GIVEN TASK: In the records below, find each line with the word "point" and copy it.

EXERCISE INPUT:
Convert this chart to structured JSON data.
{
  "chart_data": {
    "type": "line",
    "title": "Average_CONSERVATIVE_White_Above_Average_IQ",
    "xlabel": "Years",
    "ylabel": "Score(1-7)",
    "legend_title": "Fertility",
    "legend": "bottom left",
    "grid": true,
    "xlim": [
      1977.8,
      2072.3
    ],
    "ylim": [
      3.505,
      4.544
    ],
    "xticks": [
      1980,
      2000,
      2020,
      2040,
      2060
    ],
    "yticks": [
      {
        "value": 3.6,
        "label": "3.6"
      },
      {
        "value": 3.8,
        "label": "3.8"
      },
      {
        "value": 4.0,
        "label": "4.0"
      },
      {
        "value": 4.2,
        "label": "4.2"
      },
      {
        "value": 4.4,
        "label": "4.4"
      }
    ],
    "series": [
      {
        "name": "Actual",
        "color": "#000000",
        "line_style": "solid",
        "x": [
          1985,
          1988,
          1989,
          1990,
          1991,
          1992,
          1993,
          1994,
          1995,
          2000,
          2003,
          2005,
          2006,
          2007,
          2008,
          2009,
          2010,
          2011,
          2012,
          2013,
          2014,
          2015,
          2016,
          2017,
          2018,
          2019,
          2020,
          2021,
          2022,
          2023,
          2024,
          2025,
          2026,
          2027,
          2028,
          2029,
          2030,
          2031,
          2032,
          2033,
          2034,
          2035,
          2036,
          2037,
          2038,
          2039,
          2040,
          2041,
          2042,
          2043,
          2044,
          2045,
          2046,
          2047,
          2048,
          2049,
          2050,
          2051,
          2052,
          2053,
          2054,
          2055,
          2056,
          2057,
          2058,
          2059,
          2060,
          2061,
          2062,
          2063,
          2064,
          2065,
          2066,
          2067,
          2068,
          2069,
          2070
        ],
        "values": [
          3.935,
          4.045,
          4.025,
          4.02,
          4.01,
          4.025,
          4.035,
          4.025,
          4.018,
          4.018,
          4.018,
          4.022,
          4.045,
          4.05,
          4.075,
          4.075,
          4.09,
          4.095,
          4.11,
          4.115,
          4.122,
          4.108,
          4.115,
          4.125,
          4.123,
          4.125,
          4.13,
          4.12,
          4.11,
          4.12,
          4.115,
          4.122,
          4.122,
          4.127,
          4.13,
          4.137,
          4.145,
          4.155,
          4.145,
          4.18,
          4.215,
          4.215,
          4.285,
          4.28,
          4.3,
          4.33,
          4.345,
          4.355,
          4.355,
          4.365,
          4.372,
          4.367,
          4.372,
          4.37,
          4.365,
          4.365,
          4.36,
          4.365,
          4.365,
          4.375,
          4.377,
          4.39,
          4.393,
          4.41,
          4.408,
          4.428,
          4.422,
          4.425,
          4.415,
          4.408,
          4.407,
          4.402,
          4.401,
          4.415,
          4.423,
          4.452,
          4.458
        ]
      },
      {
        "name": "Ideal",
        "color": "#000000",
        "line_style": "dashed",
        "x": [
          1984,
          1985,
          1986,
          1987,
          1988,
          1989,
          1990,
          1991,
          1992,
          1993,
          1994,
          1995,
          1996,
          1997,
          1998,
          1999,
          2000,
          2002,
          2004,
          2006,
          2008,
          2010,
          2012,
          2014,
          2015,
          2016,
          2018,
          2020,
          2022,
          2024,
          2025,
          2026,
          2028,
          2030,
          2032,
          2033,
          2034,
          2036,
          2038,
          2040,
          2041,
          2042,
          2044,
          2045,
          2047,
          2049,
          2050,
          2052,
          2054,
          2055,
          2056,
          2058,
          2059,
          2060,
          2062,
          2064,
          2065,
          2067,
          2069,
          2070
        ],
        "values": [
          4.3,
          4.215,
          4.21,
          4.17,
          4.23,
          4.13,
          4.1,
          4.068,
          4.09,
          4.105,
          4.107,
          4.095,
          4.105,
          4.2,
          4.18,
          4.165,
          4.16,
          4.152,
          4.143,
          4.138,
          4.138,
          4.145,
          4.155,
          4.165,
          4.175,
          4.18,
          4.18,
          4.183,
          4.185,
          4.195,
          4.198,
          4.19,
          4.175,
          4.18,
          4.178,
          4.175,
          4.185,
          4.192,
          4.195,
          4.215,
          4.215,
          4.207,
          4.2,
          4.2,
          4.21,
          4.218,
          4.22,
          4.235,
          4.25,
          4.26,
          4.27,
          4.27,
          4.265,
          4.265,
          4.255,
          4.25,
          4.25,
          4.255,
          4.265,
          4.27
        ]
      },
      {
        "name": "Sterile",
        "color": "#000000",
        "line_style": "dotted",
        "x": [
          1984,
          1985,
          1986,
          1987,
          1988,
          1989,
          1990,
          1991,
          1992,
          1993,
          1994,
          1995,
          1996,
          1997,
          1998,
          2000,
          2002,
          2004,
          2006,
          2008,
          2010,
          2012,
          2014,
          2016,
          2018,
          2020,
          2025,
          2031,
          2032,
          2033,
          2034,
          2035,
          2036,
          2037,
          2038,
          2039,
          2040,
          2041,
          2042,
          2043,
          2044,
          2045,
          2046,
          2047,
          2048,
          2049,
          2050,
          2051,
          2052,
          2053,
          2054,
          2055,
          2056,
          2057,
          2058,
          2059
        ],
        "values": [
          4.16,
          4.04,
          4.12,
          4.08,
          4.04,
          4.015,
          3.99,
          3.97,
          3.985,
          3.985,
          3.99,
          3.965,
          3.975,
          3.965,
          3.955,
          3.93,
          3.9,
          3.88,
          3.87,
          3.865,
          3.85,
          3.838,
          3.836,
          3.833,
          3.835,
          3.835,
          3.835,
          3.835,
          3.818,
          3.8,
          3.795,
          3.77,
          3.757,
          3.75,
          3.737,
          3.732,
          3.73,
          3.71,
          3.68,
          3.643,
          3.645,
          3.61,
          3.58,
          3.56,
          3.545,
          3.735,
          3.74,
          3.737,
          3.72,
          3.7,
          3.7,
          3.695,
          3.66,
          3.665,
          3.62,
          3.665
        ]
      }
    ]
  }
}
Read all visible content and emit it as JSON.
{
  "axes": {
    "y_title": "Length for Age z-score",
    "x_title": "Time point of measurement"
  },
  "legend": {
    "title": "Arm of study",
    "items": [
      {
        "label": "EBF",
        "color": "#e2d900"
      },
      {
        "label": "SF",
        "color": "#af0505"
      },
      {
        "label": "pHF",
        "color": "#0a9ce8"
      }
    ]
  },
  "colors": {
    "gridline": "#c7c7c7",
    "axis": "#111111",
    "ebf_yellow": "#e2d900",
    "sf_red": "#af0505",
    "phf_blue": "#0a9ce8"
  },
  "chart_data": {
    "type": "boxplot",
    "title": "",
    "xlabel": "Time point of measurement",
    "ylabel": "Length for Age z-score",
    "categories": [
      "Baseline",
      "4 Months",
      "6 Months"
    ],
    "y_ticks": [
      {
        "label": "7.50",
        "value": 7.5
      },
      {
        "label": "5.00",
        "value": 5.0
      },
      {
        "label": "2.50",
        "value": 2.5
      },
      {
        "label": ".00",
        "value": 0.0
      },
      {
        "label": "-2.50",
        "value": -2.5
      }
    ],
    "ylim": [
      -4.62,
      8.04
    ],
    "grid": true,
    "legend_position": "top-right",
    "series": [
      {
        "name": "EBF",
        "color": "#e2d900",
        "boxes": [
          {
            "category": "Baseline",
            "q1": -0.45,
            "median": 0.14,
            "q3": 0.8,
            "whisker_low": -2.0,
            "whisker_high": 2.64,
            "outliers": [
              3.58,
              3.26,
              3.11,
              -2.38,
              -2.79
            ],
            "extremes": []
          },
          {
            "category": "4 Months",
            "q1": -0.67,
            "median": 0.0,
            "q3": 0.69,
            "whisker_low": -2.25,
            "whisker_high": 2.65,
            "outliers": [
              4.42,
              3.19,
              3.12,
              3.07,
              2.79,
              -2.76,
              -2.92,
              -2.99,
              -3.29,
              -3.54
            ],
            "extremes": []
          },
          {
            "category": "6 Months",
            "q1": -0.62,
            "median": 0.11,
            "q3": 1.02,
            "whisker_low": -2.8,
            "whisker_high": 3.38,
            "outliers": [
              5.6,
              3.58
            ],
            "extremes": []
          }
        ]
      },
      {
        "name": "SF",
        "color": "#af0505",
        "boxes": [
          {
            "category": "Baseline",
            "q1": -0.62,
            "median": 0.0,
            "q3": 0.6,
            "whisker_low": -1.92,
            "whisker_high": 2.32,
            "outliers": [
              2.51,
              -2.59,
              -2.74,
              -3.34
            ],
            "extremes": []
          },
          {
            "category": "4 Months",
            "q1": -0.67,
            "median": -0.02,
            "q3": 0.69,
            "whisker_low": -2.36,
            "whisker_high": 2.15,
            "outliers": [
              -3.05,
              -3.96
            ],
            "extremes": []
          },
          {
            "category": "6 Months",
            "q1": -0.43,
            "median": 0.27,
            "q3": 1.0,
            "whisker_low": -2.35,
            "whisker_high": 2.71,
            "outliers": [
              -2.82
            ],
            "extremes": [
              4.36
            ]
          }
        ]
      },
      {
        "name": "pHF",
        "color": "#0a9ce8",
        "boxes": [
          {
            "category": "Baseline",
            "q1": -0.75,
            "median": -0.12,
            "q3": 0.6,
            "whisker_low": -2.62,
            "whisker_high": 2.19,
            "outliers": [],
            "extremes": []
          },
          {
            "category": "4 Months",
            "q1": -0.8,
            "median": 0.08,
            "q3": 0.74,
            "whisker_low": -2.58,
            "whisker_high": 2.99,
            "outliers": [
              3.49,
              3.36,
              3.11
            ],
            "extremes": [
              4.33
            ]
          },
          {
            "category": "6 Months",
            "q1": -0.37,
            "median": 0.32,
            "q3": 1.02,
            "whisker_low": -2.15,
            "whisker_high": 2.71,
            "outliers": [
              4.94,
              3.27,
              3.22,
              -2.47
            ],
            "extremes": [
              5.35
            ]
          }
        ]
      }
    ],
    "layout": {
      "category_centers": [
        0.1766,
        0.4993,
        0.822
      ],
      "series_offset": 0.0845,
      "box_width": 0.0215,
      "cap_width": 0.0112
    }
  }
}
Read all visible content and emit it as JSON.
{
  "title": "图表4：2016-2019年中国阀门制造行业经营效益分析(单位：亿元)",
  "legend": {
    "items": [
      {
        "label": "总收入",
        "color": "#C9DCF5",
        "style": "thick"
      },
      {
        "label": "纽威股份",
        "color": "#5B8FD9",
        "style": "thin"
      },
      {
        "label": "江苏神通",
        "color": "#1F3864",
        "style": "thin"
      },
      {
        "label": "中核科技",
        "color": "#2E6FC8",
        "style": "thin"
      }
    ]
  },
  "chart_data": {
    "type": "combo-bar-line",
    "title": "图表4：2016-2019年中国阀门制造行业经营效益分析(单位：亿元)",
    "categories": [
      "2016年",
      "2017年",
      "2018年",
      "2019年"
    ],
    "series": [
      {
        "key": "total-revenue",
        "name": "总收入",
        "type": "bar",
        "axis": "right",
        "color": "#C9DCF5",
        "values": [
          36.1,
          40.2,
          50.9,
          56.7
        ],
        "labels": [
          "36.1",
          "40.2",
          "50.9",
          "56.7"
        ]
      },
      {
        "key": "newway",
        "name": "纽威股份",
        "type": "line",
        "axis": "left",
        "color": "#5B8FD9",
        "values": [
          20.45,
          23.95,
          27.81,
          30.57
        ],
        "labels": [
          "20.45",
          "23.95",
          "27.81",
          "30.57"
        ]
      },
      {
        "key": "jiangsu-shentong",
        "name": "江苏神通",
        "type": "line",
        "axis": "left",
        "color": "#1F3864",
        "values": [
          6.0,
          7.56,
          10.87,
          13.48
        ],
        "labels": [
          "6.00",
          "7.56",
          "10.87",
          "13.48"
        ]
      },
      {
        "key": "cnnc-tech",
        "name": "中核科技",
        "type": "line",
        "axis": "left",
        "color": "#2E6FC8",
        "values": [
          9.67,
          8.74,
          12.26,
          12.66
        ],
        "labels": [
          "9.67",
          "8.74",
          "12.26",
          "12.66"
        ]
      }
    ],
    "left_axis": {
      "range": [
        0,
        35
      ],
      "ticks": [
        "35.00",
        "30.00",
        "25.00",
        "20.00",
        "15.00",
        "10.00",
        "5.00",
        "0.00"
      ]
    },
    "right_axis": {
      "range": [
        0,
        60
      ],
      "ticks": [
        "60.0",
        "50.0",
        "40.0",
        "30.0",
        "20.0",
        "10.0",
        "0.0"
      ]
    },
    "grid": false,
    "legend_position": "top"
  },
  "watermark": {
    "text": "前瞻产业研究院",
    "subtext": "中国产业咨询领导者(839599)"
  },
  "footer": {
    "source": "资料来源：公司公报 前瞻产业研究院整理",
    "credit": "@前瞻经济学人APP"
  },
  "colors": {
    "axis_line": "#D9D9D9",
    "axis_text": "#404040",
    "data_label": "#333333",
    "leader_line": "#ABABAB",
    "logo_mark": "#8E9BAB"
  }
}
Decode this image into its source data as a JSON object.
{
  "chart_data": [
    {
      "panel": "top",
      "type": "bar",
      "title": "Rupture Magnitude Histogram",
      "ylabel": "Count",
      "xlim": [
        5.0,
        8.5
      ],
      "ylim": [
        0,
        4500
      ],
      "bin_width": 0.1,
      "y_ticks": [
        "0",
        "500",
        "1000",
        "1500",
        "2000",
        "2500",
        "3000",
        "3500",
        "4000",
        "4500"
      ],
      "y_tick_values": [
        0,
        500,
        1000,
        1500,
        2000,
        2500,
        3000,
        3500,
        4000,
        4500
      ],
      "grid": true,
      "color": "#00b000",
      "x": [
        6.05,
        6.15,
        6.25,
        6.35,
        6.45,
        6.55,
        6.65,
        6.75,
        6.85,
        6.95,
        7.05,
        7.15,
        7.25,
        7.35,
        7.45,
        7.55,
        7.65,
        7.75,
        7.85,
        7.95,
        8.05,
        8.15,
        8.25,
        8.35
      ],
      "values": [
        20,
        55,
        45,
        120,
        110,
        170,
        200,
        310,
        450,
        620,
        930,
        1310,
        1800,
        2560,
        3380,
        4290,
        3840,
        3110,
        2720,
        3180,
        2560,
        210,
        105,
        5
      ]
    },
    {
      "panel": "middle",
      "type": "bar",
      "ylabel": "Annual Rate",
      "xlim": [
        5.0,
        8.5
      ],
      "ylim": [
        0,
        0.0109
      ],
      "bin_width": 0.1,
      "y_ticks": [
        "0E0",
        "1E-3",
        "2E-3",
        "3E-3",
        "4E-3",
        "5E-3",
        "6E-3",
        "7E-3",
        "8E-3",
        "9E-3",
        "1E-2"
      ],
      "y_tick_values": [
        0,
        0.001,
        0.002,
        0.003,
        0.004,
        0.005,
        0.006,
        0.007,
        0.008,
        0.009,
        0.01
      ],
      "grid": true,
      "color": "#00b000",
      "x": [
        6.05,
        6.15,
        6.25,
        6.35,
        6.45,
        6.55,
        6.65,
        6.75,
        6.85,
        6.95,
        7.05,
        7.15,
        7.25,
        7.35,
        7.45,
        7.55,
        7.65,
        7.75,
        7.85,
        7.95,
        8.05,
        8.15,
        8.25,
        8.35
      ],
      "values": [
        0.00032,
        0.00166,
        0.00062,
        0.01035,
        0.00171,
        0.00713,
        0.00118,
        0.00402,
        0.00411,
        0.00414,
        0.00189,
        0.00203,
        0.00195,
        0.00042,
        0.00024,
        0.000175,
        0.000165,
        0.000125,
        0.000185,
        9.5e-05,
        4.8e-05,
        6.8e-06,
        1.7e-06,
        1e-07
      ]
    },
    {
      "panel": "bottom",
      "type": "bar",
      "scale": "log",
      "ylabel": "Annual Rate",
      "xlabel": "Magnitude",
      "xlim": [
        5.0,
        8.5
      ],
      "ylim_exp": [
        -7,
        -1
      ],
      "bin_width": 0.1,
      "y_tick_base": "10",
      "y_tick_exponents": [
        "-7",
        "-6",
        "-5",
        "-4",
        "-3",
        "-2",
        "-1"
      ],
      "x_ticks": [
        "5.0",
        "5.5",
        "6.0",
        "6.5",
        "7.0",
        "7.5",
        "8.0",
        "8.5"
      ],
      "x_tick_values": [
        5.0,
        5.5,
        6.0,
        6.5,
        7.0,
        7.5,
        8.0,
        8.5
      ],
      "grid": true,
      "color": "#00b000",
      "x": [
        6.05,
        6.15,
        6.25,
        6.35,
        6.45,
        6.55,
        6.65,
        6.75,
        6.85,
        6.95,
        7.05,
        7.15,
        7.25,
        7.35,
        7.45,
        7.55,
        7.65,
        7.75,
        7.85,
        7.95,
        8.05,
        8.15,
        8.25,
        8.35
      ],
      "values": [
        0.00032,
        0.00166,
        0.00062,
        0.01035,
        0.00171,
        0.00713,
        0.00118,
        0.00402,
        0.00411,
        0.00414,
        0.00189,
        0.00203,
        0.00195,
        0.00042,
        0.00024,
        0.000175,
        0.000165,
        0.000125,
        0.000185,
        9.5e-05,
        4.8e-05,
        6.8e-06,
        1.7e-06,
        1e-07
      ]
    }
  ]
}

ANSWER TO THE PROBLEM:
    "x_title": "Time point of measurement"
    "xlabel": "Time point of measurement",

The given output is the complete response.